■ Quellenauszug:
Der polnische Nachrichtensender TVN24 verstößt gegen die Regeln für ausländisches Eigentum an Medienunternehmen, sagte der Leiter der Rundfunkregulierungsbehörde der Nachrichtenagentur Reuters und fügte hinzu, die Aufsichtsbehörde sei uneins darüber, ob die Lizenz für die Abteilung des US-Unternehmens Discovery Inc. verlängert werden soll. Die Äußerungen von Witold Kolodziejski erhöhen die Brisanz in einem Fall, der die Besorgnis über die Medienfreiheit in Polen unter der regierenden nationalistischen Partei Recht und Gerechtigkeit (PiS) geschürt und zu einer Pattsituation zwischen Warschau und Washington geführt hat.

TVN24 ist der meistgesehene Nachrichtensender Polens und seine kritische Berichterstattung ist der PiS schon lange ein Dorn im Auge. Seine Sendelizenz läuft am 26. September aus.

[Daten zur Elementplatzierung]
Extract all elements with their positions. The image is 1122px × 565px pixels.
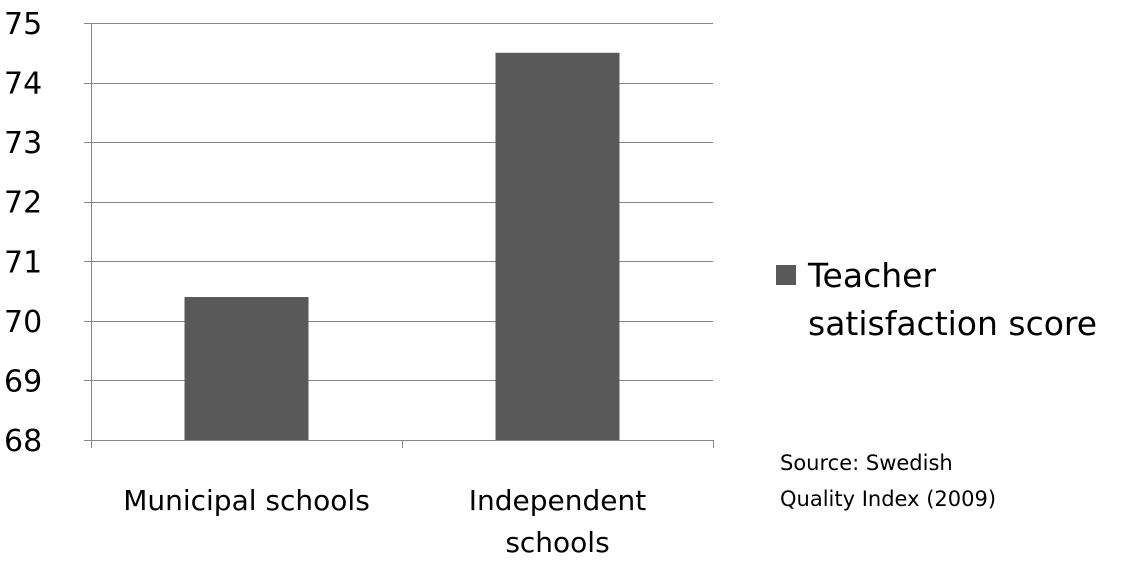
bars [184, 52, 620, 441]
y-tick-label: 70 [4, 305, 42, 340]
x-tick-label: Municipal schools [123, 484, 370, 517]
x-tick-label: Independent schools [469, 484, 646, 559]
y-tick-label: 69 [4, 364, 42, 399]
gridlines [91, 23, 713, 381]
y-tick-label: 73 [4, 126, 42, 161]
y-tick-label: 74 [4, 67, 42, 102]
y-tick-label: 71 [4, 245, 42, 280]
y-tick-label: 75 [4, 7, 42, 42]
bar [495, 52, 620, 441]
legend: Teacher satisfaction score [776, 252, 1116, 348]
y-tick-label: 68 [4, 424, 42, 459]
y-tick-labels: 68 69 70 71 72 73 74 75 [4, 7, 42, 459]
x-tick-labels: Municipal schools Independent schools [123, 484, 646, 559]
legend-swatch [776, 265, 796, 285]
y-tick-label: 72 [4, 186, 42, 221]
source-note: Source: Swedish Quality Index (2009) [780, 451, 997, 511]
axes [84, 23, 714, 448]
bar [184, 297, 309, 440]
legend-label: Teacher satisfaction score [808, 256, 1098, 343]
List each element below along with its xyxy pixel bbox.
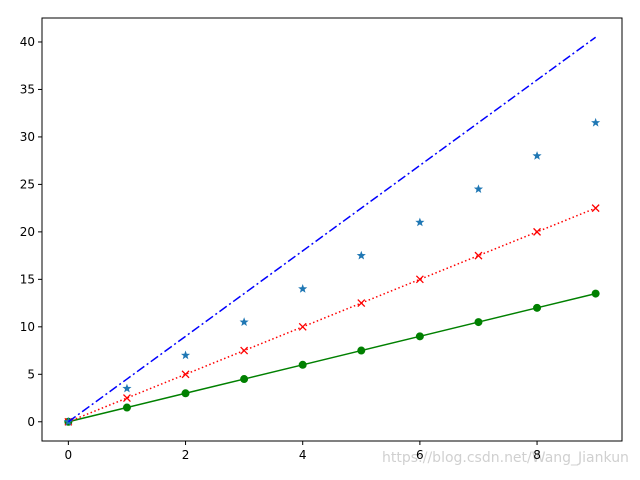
x-tick-label: 2 <box>182 448 190 462</box>
y-tick-label: 5 <box>27 367 35 381</box>
marker <box>533 303 542 312</box>
marker <box>240 346 249 355</box>
marker <box>415 217 425 227</box>
series-line <box>68 207 596 423</box>
marker <box>415 332 424 341</box>
y-tick-label: 40 <box>20 35 35 49</box>
marker <box>181 370 190 379</box>
marker <box>357 299 366 308</box>
marker <box>474 251 483 260</box>
marker <box>532 151 542 160</box>
marker <box>298 360 307 369</box>
marker <box>474 318 483 327</box>
marker <box>473 184 484 194</box>
marker <box>533 227 542 236</box>
x-tick-label: 6 <box>416 448 424 462</box>
marker <box>591 117 601 127</box>
x-tick-label: 0 <box>65 448 73 462</box>
y-tick-label: 25 <box>20 177 35 191</box>
y-tick-label: 10 <box>20 320 35 334</box>
y-tick-label: 0 <box>27 415 35 429</box>
marker <box>357 346 366 355</box>
y-tick-label: 30 <box>20 130 35 144</box>
series-line <box>67 36 597 423</box>
y-tick-label: 15 <box>20 272 35 286</box>
marker <box>298 284 308 293</box>
y-tick-label: 20 <box>20 225 35 239</box>
marker <box>122 383 132 393</box>
y-tick-label: 35 <box>20 82 35 96</box>
marker <box>180 350 191 360</box>
marker <box>356 250 366 260</box>
x-tick-label: 4 <box>299 448 307 462</box>
marker <box>591 289 600 298</box>
x-tick-label: 8 <box>533 448 541 462</box>
plot-frame <box>41 17 623 442</box>
marker <box>122 403 131 412</box>
marker <box>239 317 249 326</box>
marker <box>298 322 307 331</box>
marker <box>240 375 249 384</box>
marker <box>122 394 131 402</box>
marker <box>181 389 190 398</box>
series-line <box>68 292 596 423</box>
watermark: https://blog.csdn.net/Wang_Jiankun <box>382 450 629 466</box>
marker <box>415 275 424 284</box>
marker <box>591 204 600 213</box>
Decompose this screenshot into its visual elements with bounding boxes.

■ Zu erledigende Aufgaben:
- A) Wann läuft laut dem Text die Sendelizenz von TVN24 aus?
- B) Stelle bitte den Abschnitt der Auflistung, der mit der Zeile beginnt, die „bars [184, 52, 620, 441]“ enthält, und mit der Zeile endet, die „List each element“ enthält, als Markdown-Tabelle mit den Spalten „Nr.“ und „Zeile“ dar. Beide Grenzzeilen gehören dazu, leere Zeilen entfallen.
Der Text und die Auflistung stammen aus unterschiedlichen Quellen.

■ Lösungen der Aufgaben:
- A) Am 26. September.

- B)
| Nr. | Zeile |
|---|---|
| 1 | bars [184, 52, 620, 441] |
| 2 | y-tick-label: 70 [4, 305, 42, 340] |
| 3 | x-tick-label: Municipal schools [123, 484, 370, 517] |
| 4 | x-tick-label: Independent schools [469, 484, 646, 559] |
| 5 | y-tick-label: 69 [4, 364, 42, 399] |
| 6 | gridlines [91, 23, 713, 381] |
| 7 | y-tick-label: 73 [4, 126, 42, 161] |
| 8 | y-tick-label: 74 [4, 67, 42, 102] |
| 9 | y-tick-label: 71 [4, 245, 42, 280] |
| 10 | y-tick-label: 75 [4, 7, 42, 42] |
| 11 | bar [495, 52, 620, 441] |
| 12 | legend: Teacher satisfaction score [776, 252, 1116, 348] |
| 13 | y-tick-label: 68 [4, 424, 42, 459] |
| 14 | y-tick-labels: 68 69 70 71 72 73 74 75 [4, 7, 42, 459] |
| 15 | x-tick-labels: Municipal schools Independent schools [123, 484, 646, 559] |
| 16 | legend-swatch [776, 265, 796, 285] |
| 17 | y-tick-label: 72 [4, 186, 42, 221] |
| 18 | source-note: Source: Swedish Quality Index (2009) [780, 451, 997, 511] |
| 19 | axes [84, 23, 714, 448] |
| 20 | bar [184, 297, 309, 440] |
| 21 | legend-label: Teacher satisfaction score [808, 256, 1098, 343] |
| 22 | List each element below along with its xyxy pixel bbox. |